*Task directions:* Return every record verbatim.

━━━ Exercise data ━━━

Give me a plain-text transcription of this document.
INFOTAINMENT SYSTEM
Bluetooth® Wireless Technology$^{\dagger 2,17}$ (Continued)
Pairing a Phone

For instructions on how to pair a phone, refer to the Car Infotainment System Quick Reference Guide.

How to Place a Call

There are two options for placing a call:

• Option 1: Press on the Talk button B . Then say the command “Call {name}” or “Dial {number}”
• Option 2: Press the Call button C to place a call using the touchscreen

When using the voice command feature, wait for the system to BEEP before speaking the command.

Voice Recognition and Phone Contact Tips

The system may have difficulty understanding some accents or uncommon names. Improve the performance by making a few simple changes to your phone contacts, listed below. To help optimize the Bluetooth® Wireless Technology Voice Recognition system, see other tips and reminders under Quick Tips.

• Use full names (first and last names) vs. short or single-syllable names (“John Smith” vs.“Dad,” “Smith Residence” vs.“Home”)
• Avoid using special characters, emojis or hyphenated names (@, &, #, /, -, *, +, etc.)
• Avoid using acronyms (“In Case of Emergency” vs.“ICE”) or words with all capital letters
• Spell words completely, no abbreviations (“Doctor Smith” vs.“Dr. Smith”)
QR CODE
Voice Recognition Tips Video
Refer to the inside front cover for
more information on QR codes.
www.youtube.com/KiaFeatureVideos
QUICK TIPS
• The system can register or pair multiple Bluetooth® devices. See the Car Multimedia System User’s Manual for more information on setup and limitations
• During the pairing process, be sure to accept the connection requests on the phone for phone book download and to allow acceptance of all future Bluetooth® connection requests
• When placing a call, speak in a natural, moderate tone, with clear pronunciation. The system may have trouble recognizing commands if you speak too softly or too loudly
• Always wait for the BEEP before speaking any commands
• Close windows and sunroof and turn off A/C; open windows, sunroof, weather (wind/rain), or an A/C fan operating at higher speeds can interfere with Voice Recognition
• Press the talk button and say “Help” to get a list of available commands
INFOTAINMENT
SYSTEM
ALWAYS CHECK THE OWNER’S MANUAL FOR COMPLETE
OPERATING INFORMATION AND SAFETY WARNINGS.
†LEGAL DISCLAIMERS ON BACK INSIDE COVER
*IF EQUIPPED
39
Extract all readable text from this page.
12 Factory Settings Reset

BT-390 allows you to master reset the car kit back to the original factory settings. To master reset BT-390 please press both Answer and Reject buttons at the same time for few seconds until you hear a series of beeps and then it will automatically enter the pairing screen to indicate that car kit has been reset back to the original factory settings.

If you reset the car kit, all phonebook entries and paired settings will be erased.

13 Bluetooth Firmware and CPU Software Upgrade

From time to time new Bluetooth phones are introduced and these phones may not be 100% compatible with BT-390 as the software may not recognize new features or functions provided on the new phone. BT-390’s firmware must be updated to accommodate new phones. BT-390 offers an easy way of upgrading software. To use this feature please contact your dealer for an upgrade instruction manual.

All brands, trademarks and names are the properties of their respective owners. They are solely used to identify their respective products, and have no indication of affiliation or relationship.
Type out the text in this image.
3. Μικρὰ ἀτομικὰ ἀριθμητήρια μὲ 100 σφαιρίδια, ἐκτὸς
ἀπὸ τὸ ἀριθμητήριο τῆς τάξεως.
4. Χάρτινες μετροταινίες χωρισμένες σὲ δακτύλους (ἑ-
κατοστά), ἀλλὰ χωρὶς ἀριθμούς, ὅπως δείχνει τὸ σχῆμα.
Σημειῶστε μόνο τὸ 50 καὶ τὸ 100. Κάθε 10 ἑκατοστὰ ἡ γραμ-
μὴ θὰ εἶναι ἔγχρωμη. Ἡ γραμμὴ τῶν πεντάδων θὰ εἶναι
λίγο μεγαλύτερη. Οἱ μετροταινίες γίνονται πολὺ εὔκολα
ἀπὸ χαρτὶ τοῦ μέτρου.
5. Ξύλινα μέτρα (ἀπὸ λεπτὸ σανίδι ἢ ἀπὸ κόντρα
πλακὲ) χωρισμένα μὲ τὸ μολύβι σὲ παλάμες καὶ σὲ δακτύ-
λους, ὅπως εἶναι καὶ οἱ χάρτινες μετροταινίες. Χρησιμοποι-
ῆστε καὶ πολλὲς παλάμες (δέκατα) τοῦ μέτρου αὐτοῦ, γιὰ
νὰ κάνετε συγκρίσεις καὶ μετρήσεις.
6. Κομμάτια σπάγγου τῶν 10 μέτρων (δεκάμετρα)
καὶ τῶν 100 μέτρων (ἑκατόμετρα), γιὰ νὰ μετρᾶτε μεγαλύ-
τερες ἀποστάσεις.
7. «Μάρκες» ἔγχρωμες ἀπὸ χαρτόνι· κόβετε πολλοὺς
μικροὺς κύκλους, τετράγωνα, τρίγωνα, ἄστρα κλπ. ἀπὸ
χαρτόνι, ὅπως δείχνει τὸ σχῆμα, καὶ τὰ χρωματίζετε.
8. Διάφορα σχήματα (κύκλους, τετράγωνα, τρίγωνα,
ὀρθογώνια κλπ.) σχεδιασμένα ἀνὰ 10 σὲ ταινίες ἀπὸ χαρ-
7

━━━

*Finished task:*
Give me a plain-text transcription of this document.
INFOTAINMENT SYSTEM
Bluetooth® Wireless Technology$^{\dagger 2,17}$ (Continued)
Pairing a Phone

For instructions on how to pair a phone, refer to the Car Infotainment System Quick Reference Guide.

How to Place a Call

There are two options for placing a call:

• Option 1: Press on the Talk button B . Then say the command “Call {name}” or “Dial {number}”
• Option 2: Press the Call button C to place a call using the touchscreen

When using the voice command feature, wait for the system to BEEP before speaking the command.

Voice Recognition and Phone Contact Tips

The system may have difficulty understanding some accents or uncommon names. Improve the performance by making a few simple changes to your phone contacts, listed below. To help optimize the Bluetooth® Wireless Technology Voice Recognition system, see other tips and reminders under Quick Tips.

• Use full names (first and last names) vs. short or single-syllable names (“John Smith” vs.“Dad,” “Smith Residence” vs.“Home”)
• Avoid using special characters, emojis or hyphenated names (@, &, #, /, -, *, +, etc.)
• Avoid using acronyms (“In Case of Emergency” vs.“ICE”) or words with all capital letters
• Spell words completely, no abbreviations (“Doctor Smith” vs.“Dr. Smith”)
QR CODE
Voice Recognition Tips Video
Refer to the inside front cover for
more information on QR codes.
www.youtube.com/KiaFeatureVideos
QUICK TIPS
• The system can register or pair multiple Bluetooth® devices. See the Car Multimedia System User’s Manual for more information on setup and limitations
• During the pairing process, be sure to accept the connection requests on the phone for phone book download and to allow acceptance of all future Bluetooth® connection requests
• When placing a call, speak in a natural, moderate tone, with clear pronunciation. The system may have trouble recognizing commands if you speak too softly or too loudly
• Always wait for the BEEP before speaking any commands
• Close windows and sunroof and turn off A/C; open windows, sunroof, weather (wind/rain), or an A/C fan operating at higher speeds can interfere with Voice Recognition
• Press the talk button and say “Help” to get a list of available commands
INFOTAINMENT
SYSTEM
ALWAYS CHECK THE OWNER’S MANUAL FOR COMPLETE
OPERATING INFORMATION AND SAFETY WARNINGS.
†LEGAL DISCLAIMERS ON BACK INSIDE COVER
*IF EQUIPPED
39
Extract all readable text from this page.
12 Factory Settings Reset

BT-390 allows you to master reset the car kit back to the original factory settings. To master reset BT-390 please press both Answer and Reject buttons at the same time for few seconds until you hear a series of beeps and then it will automatically enter the pairing screen to indicate that car kit has been reset back to the original factory settings.

If you reset the car kit, all phonebook entries and paired settings will be erased.

13 Bluetooth Firmware and CPU Software Upgrade

From time to time new Bluetooth phones are introduced and these phones may not be 100% compatible with BT-390 as the software may not recognize new features or functions provided on the new phone. BT-390’s firmware must be updated to accommodate new phones. BT-390 offers an easy way of upgrading software. To use this feature please contact your dealer for an upgrade instruction manual.

All brands, trademarks and names are the properties of their respective owners. They are solely used to identify their respective products, and have no indication of affiliation or relationship.
Type out the text in this image.
3. Μικρὰ ἀτομικὰ ἀριθμητήρια μὲ 100 σφαιρίδια, ἐκτὸς
ἀπὸ τὸ ἀριθμητήριο τῆς τάξεως.
4. Χάρτινες μετροταινίες χωρισμένες σὲ δακτύλους (ἑ-
κατοστά), ἀλλὰ χωρὶς ἀριθμούς, ὅπως δείχνει τὸ σχῆμα.
Σημειῶστε μόνο τὸ 50 καὶ τὸ 100. Κάθε 10 ἑκατοστὰ ἡ γραμ-
μὴ θὰ εἶναι ἔγχρωμη. Ἡ γραμμὴ τῶν πεντάδων θὰ εἶναι
λίγο μεγαλύτερη. Οἱ μετροταινίες γίνονται πολὺ εὔκολα
ἀπὸ χαρτὶ τοῦ μέτρου.
5. Ξύλινα μέτρα (ἀπὸ λεπτὸ σανίδι ἢ ἀπὸ κόντρα
πλακὲ) χωρισμένα μὲ τὸ μολύβι σὲ παλάμες καὶ σὲ δακτύ-
λους, ὅπως εἶναι καὶ οἱ χάρτινες μετροταινίες. Χρησιμοποι-
ῆστε καὶ πολλὲς παλάμες (δέκατα) τοῦ μέτρου αὐτοῦ, γιὰ
νὰ κάνετε συγκρίσεις καὶ μετρήσεις.
6. Κομμάτια σπάγγου τῶν 10 μέτρων (δεκάμετρα)
καὶ τῶν 100 μέτρων (ἑκατόμετρα), γιὰ νὰ μετρᾶτε μεγαλύ-
τερες ἀποστάσεις.
7. «Μάρκες» ἔγχρωμες ἀπὸ χαρτόνι· κόβετε πολλοὺς
μικροὺς κύκλους, τετράγωνα, τρίγωνα, ἄστρα κλπ. ἀπὸ
χαρτόνι, ὅπως δείχνει τὸ σχῆμα, καὶ τὰ χρωματίζετε.
8. Διάφορα σχήματα (κύκλους, τετράγωνα, τρίγωνα,
ὀρθογώνια κλπ.) σχεδιασμένα ἀνὰ 10 σὲ ταινίες ἀπὸ χαρ-
7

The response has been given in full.